Excerpted data:
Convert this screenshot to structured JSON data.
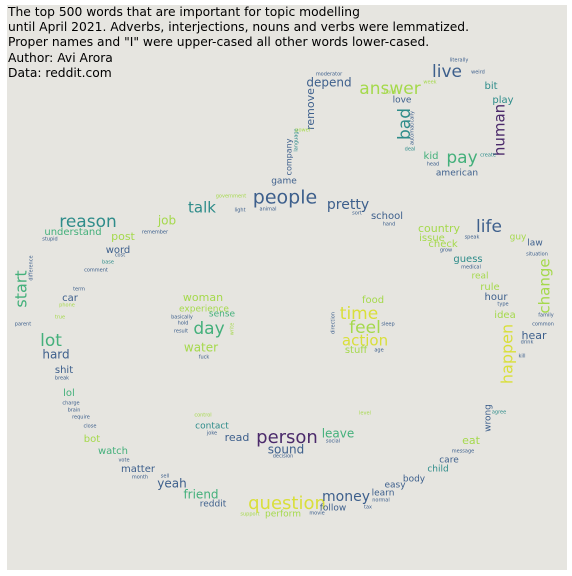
{
  "caption": {
    "lines": [
      "The top 500 words that are important for topic modelling",
      "until April 2021. Adverbs, interjections, nouns and verbs were lemmatized.",
      "Proper names and \"I\" were upper-cased all other words lower-cased.",
      "Author: Avi Arora",
      "Data: reddit.com"
    ]
  },
  "palette": {
    "background": "#e6e5e0",
    "purple": "#4b2a6b",
    "blue": "#3d5f8c",
    "teal": "#2e8c8a",
    "green": "#44b07b",
    "lime": "#a5d94c",
    "yellow": "#d9df3a"
  },
  "words": [
    {
      "text": "people",
      "color": "blue"
    },
    {
      "text": "person",
      "color": "purple"
    },
    {
      "text": "question",
      "color": "yellow"
    },
    {
      "text": "answer",
      "color": "lime"
    },
    {
      "text": "live",
      "color": "blue"
    },
    {
      "text": "reason",
      "color": "teal"
    },
    {
      "text": "life",
      "color": "blue"
    },
    {
      "text": "lot",
      "color": "green"
    },
    {
      "text": "time",
      "color": "yellow"
    },
    {
      "text": "feel",
      "color": "lime"
    },
    {
      "text": "action",
      "color": "yellow"
    },
    {
      "text": "day",
      "color": "green"
    },
    {
      "text": "start",
      "color": "green"
    },
    {
      "text": "happen",
      "color": "yellow"
    },
    {
      "text": "change",
      "color": "lime"
    },
    {
      "text": "bad",
      "color": "teal"
    },
    {
      "text": "human",
      "color": "purple"
    },
    {
      "text": "pay",
      "color": "green"
    },
    {
      "text": "talk",
      "color": "teal"
    },
    {
      "text": "pretty",
      "color": "blue"
    },
    {
      "text": "money",
      "color": "blue"
    },
    {
      "text": "depend",
      "color": "blue"
    },
    {
      "text": "remove",
      "color": "blue"
    },
    {
      "text": "hard",
      "color": "blue"
    },
    {
      "text": "water",
      "color": "lime"
    },
    {
      "text": "woman",
      "color": "lime"
    },
    {
      "text": "leave",
      "color": "green"
    },
    {
      "text": "sound",
      "color": "blue"
    },
    {
      "text": "read",
      "color": "blue"
    },
    {
      "text": "friend",
      "color": "green"
    },
    {
      "text": "yeah",
      "color": "blue"
    },
    {
      "text": "job",
      "color": "lime"
    },
    {
      "text": "post",
      "color": "lime"
    },
    {
      "text": "word",
      "color": "blue"
    },
    {
      "text": "understand",
      "color": "green"
    },
    {
      "text": "country",
      "color": "lime"
    },
    {
      "text": "issue",
      "color": "lime"
    },
    {
      "text": "check",
      "color": "lime"
    },
    {
      "text": "guess",
      "color": "teal"
    },
    {
      "text": "rule",
      "color": "lime"
    },
    {
      "text": "hour",
      "color": "blue"
    },
    {
      "text": "idea",
      "color": "lime"
    },
    {
      "text": "hear",
      "color": "blue"
    },
    {
      "text": "stuff",
      "color": "lime"
    },
    {
      "text": "food",
      "color": "lime"
    },
    {
      "text": "experience",
      "color": "lime"
    },
    {
      "text": "sense",
      "color": "green"
    },
    {
      "text": "school",
      "color": "blue"
    },
    {
      "text": "game",
      "color": "blue"
    },
    {
      "text": "company",
      "color": "blue"
    },
    {
      "text": "kid",
      "color": "green"
    },
    {
      "text": "american",
      "color": "blue"
    },
    {
      "text": "love",
      "color": "blue"
    },
    {
      "text": "bit",
      "color": "teal"
    },
    {
      "text": "play",
      "color": "teal"
    },
    {
      "text": "car",
      "color": "blue"
    },
    {
      "text": "shit",
      "color": "blue"
    },
    {
      "text": "lol",
      "color": "green"
    },
    {
      "text": "bot",
      "color": "lime"
    },
    {
      "text": "watch",
      "color": "green"
    },
    {
      "text": "matter",
      "color": "blue"
    },
    {
      "text": "reddit",
      "color": "blue"
    },
    {
      "text": "perform",
      "color": "lime"
    },
    {
      "text": "follow",
      "color": "blue"
    },
    {
      "text": "learn",
      "color": "blue"
    },
    {
      "text": "easy",
      "color": "blue"
    },
    {
      "text": "body",
      "color": "blue"
    },
    {
      "text": "child",
      "color": "teal"
    },
    {
      "text": "care",
      "color": "blue"
    },
    {
      "text": "eat",
      "color": "lime"
    },
    {
      "text": "wrong",
      "color": "blue"
    },
    {
      "text": "contact",
      "color": "teal"
    },
    {
      "text": "law",
      "color": "blue"
    },
    {
      "text": "guy",
      "color": "lime"
    },
    {
      "text": "real",
      "color": "lime"
    },
    {
      "text": "moderator",
      "color": "blue"
    },
    {
      "text": "literally",
      "color": "blue"
    },
    {
      "text": "weird",
      "color": "blue"
    },
    {
      "text": "week",
      "color": "lime"
    },
    {
      "text": "create",
      "color": "teal"
    },
    {
      "text": "head",
      "color": "blue"
    },
    {
      "text": "deal",
      "color": "teal"
    },
    {
      "text": "automatically",
      "color": "blue"
    },
    {
      "text": "language",
      "color": "teal"
    },
    {
      "text": "power",
      "color": "lime"
    },
    {
      "text": "support",
      "color": "lime"
    },
    {
      "text": "true",
      "color": "lime"
    },
    {
      "text": "phone",
      "color": "lime"
    },
    {
      "text": "term",
      "color": "blue"
    },
    {
      "text": "comment",
      "color": "blue"
    },
    {
      "text": "base",
      "color": "teal"
    },
    {
      "text": "cost",
      "color": "blue"
    },
    {
      "text": "remember",
      "color": "blue"
    },
    {
      "text": "stupid",
      "color": "blue"
    },
    {
      "text": "difference",
      "color": "blue"
    },
    {
      "text": "parent",
      "color": "blue"
    },
    {
      "text": "break",
      "color": "blue"
    },
    {
      "text": "charge",
      "color": "blue"
    },
    {
      "text": "brain",
      "color": "blue"
    },
    {
      "text": "require",
      "color": "blue"
    },
    {
      "text": "close",
      "color": "blue"
    },
    {
      "text": "month",
      "color": "blue"
    },
    {
      "text": "sell",
      "color": "blue"
    },
    {
      "text": "vote",
      "color": "blue"
    },
    {
      "text": "movie",
      "color": "blue"
    },
    {
      "text": "write",
      "color": "lime"
    },
    {
      "text": "tax",
      "color": "blue"
    },
    {
      "text": "normal",
      "color": "blue"
    },
    {
      "text": "social",
      "color": "blue"
    },
    {
      "text": "decision",
      "color": "blue"
    },
    {
      "text": "level",
      "color": "lime"
    },
    {
      "text": "control",
      "color": "lime"
    },
    {
      "text": "joke",
      "color": "blue"
    },
    {
      "text": "message",
      "color": "blue"
    },
    {
      "text": "agree",
      "color": "teal"
    },
    {
      "text": "family",
      "color": "blue"
    },
    {
      "text": "common",
      "color": "blue"
    },
    {
      "text": "drink",
      "color": "blue"
    },
    {
      "text": "kill",
      "color": "blue"
    },
    {
      "text": "type",
      "color": "blue"
    },
    {
      "text": "medical",
      "color": "blue"
    },
    {
      "text": "situation",
      "color": "blue"
    },
    {
      "text": "grow",
      "color": "blue"
    },
    {
      "text": "speak",
      "color": "blue"
    },
    {
      "text": "hand",
      "color": "blue"
    },
    {
      "text": "animal",
      "color": "blue"
    },
    {
      "text": "light",
      "color": "blue"
    },
    {
      "text": "government",
      "color": "lime"
    },
    {
      "text": "basically",
      "color": "blue"
    },
    {
      "text": "hold",
      "color": "blue"
    },
    {
      "text": "result",
      "color": "blue"
    },
    {
      "text": "fuck",
      "color": "blue"
    },
    {
      "text": "direction",
      "color": "blue"
    },
    {
      "text": "sleep",
      "color": "blue"
    },
    {
      "text": "age",
      "color": "blue"
    },
    {
      "text": "build",
      "color": "lime"
    },
    {
      "text": "sort",
      "color": "blue"
    }
  ]
}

Your objective: Copy every line of the listing that contains the word "were".

Response for this exercise:
      "until April 2021. Adverbs, interjections, nouns and verbs were lemmatized.",
      "Proper names and \"I\" were upper-cased all other words lower-cased.",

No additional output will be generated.